## REQUIRED TASK A:
Print the listing below verbatim, starting at its first line and ending with the line that contains "point-label-bg: BG: [42, 329, 62, 344]".

-- BEGIN EXCERPTED TEXT --

Sen. Roger Marshall (R-Kan.) winced at the hypothetical question about his favorite professional team: Would he object if a Middle Eastern-backed investment fund bought an ownership stake in the Kansas City Chiefs?

Marshall, who grew up to the west of the reigning Super Bowl champions, wasn’t sure what to think. “As long as it’s not a national security issue, I don’t have any bells going off,” he said, “but I think I would have to study it a little bit deeper to see, well, what am I missing here?”

Marshall’s answer came late Tuesday, a few hours after the Senate’s Permanent Subcommittee on Investigations wrapped up a long hearing examining the Saudi Public Investment Fund’s attempted merger with the PGA Tour after more than a year of bitter rivalry.

The hearing, led by Sen. Richard Blumenthal (D-Conn.), more than served its initial purpose in shining a light on the controversial reversal by golf’s leading professional association to join arms, and checkbooks, with its rival.

A 265-page report, summarizing preliminary findings of just a couple weeks of probing, highlighted the degree to which PIF governor Yasir Al-Rumayyan wants to be considered a member of the world golf elites: He proposed tournaments that would culminate with a championship event played in Saudi Arabia, and he coveted a membership at Augusta National Golf Club.

-- END EXCERPTED TEXT --

## REQUIRED TASK B:
Carry on the excerpt above about the Senate hearing on the Saudi Public Investment Fund's attempted merger with the PGA Tour, beginning right after its final sentence.

-- BEGIN DATASET RECORDS --

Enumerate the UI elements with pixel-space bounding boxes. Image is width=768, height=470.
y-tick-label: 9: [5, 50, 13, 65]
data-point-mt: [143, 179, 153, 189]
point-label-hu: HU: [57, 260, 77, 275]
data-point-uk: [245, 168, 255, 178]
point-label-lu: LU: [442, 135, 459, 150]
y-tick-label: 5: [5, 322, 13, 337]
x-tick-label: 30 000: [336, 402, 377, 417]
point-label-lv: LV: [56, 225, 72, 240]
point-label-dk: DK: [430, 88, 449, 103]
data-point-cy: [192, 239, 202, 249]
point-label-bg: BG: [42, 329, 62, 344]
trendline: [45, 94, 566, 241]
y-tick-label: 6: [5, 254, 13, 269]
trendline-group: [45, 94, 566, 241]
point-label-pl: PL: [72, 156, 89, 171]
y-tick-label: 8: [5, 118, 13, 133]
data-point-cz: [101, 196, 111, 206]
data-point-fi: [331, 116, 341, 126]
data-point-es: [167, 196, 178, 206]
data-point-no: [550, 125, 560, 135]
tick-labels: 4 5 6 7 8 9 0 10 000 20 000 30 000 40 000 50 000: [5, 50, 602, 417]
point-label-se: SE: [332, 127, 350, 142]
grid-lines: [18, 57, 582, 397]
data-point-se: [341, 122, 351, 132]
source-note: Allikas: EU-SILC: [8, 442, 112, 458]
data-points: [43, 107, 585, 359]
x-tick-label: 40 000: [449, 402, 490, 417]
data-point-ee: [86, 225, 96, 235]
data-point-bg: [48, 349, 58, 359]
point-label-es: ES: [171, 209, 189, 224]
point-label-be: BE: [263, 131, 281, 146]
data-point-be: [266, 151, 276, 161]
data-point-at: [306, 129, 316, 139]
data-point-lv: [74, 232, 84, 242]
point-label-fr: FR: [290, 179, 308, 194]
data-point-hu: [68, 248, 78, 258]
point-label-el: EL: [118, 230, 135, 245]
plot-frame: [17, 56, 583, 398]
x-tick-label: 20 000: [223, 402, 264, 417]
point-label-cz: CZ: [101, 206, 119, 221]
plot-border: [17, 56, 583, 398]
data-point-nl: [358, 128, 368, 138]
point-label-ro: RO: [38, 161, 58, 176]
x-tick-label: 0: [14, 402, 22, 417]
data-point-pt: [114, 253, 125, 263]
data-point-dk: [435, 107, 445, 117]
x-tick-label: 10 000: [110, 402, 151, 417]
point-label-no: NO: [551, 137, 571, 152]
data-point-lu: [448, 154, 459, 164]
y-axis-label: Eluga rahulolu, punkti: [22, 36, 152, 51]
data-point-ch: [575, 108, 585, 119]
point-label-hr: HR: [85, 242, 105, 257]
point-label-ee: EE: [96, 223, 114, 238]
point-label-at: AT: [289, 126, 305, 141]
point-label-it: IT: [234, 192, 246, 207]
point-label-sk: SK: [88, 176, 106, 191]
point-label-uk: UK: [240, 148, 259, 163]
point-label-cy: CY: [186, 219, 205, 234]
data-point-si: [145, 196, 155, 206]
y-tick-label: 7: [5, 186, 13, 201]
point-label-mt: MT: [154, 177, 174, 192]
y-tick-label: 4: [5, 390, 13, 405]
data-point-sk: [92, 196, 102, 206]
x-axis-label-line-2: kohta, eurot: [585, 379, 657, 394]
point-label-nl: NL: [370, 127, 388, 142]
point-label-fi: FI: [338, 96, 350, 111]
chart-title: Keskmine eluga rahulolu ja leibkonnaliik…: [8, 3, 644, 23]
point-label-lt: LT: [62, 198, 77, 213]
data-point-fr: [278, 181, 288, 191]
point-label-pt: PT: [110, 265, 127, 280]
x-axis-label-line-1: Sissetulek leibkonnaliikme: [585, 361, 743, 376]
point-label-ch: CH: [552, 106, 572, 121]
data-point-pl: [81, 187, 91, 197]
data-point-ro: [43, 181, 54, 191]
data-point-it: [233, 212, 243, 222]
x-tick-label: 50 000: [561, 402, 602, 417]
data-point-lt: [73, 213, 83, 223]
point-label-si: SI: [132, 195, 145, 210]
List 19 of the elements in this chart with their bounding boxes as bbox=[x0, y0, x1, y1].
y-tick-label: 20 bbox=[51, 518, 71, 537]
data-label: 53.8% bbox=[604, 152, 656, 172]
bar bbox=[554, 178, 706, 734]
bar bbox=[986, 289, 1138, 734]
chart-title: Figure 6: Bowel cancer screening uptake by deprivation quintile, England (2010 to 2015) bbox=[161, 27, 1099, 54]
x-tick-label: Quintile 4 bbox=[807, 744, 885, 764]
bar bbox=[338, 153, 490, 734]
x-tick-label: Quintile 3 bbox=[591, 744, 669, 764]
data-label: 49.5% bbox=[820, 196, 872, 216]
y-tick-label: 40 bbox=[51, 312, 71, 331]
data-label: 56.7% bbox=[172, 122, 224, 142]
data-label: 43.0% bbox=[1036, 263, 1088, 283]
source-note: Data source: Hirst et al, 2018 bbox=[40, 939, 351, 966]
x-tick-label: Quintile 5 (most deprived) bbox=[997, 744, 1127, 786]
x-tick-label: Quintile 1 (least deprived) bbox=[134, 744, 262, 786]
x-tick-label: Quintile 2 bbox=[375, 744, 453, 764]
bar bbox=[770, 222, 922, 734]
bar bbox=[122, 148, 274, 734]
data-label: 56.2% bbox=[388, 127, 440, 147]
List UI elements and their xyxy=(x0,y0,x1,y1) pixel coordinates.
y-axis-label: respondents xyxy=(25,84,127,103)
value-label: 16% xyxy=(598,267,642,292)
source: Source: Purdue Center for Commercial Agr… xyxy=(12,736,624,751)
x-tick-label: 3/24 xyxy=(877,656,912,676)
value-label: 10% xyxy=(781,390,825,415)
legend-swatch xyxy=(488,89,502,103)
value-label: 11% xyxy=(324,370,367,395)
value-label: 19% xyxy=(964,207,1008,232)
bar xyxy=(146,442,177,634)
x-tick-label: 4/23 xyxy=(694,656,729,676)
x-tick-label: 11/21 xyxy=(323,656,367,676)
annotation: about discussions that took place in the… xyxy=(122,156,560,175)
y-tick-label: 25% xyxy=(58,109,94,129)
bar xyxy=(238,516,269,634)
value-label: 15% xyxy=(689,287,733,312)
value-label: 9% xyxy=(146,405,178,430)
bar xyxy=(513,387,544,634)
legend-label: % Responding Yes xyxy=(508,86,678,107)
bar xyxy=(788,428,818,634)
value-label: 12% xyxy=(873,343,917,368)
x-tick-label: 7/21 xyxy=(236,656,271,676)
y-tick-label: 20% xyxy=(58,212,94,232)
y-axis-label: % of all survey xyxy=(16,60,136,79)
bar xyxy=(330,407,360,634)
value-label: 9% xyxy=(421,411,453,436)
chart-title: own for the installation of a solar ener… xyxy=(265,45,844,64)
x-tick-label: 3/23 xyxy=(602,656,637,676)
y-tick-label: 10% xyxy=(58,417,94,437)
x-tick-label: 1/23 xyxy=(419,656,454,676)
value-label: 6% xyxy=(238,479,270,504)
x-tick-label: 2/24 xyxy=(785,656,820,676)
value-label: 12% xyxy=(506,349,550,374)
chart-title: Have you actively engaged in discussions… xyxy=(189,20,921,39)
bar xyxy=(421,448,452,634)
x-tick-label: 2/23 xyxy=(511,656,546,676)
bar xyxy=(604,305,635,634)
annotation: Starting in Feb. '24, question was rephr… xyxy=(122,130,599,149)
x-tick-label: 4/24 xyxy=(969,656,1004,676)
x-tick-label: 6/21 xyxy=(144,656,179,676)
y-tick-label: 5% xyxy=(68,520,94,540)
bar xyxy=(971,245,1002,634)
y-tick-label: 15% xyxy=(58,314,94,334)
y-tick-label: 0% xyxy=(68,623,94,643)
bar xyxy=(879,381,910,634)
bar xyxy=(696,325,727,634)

-- END DATASET RECORDS --

## FINAL RESULT A:
Enumerate the UI elements with pixel-space bounding boxes. Image is width=768, height=470.
y-tick-label: 9: [5, 50, 13, 65]
data-point-mt: [143, 179, 153, 189]
point-label-hu: HU: [57, 260, 77, 275]
data-point-uk: [245, 168, 255, 178]
point-label-lu: LU: [442, 135, 459, 150]
y-tick-label: 5: [5, 322, 13, 337]
x-tick-label: 30 000: [336, 402, 377, 417]
point-label-lv: LV: [56, 225, 72, 240]
point-label-dk: DK: [430, 88, 449, 103]
data-point-cy: [192, 239, 202, 249]
point-label-bg: BG: [42, 329, 62, 344]

## FINAL RESULT B:
But the subcommittee’s report and initial hearing are missing the scope of what’s happening before the eyes of American sports fans.

“Sportswashing,” as the term is known for authoritarian regimes looking to get their image rehabilitated, has crashed ashore here in the United States in more ways than Washington’s leaders recognize. With no effort to set official parameters, these foreign sovereign wealth funds — stocked with hundreds of billions of dollars derived from oil fields — will soon take on a very big role in U.S. sports, maybe even with Super Bowl-winning NFL teams.

“This is the next frontier of foreign influence,” Ben Freeman, a research expert on foreign influence at the Quincy Institute for Responsible Statecraft, said in an interview.

After a decade or more of investing in European sports, these private funds are ramping up their American presence, with a real focus right here on Washington sports.

The Citi Open, one of America’s premier tennis events held every August since 1969 about three miles north of the White House, has been renamed the Mubadala Citi DC Open. It reflects a merger with a women’s tournament in San Jose that will make for a stronger field here in Washington — as the event’s lead sponsor is now the $276 billion sovereign fund managing assets for the United Arab Emirates.

Following the NBA decision in December to allow such government-backed funds a 20 percent stake in their teams, Washington’s Monumental Sports & Entertainment group announced that it would sell a 5 percent stake to state-owned Qatar Investment Authority.

Monumental owns the NBA’s Washington Wizards, the NHL’s Capitals and the WNBA’s Mystics, while The Washington Post has reported that CEO Ted Leonsis has offered $2 billion to the Lerner family to purchase MLB’s Washington Nationals.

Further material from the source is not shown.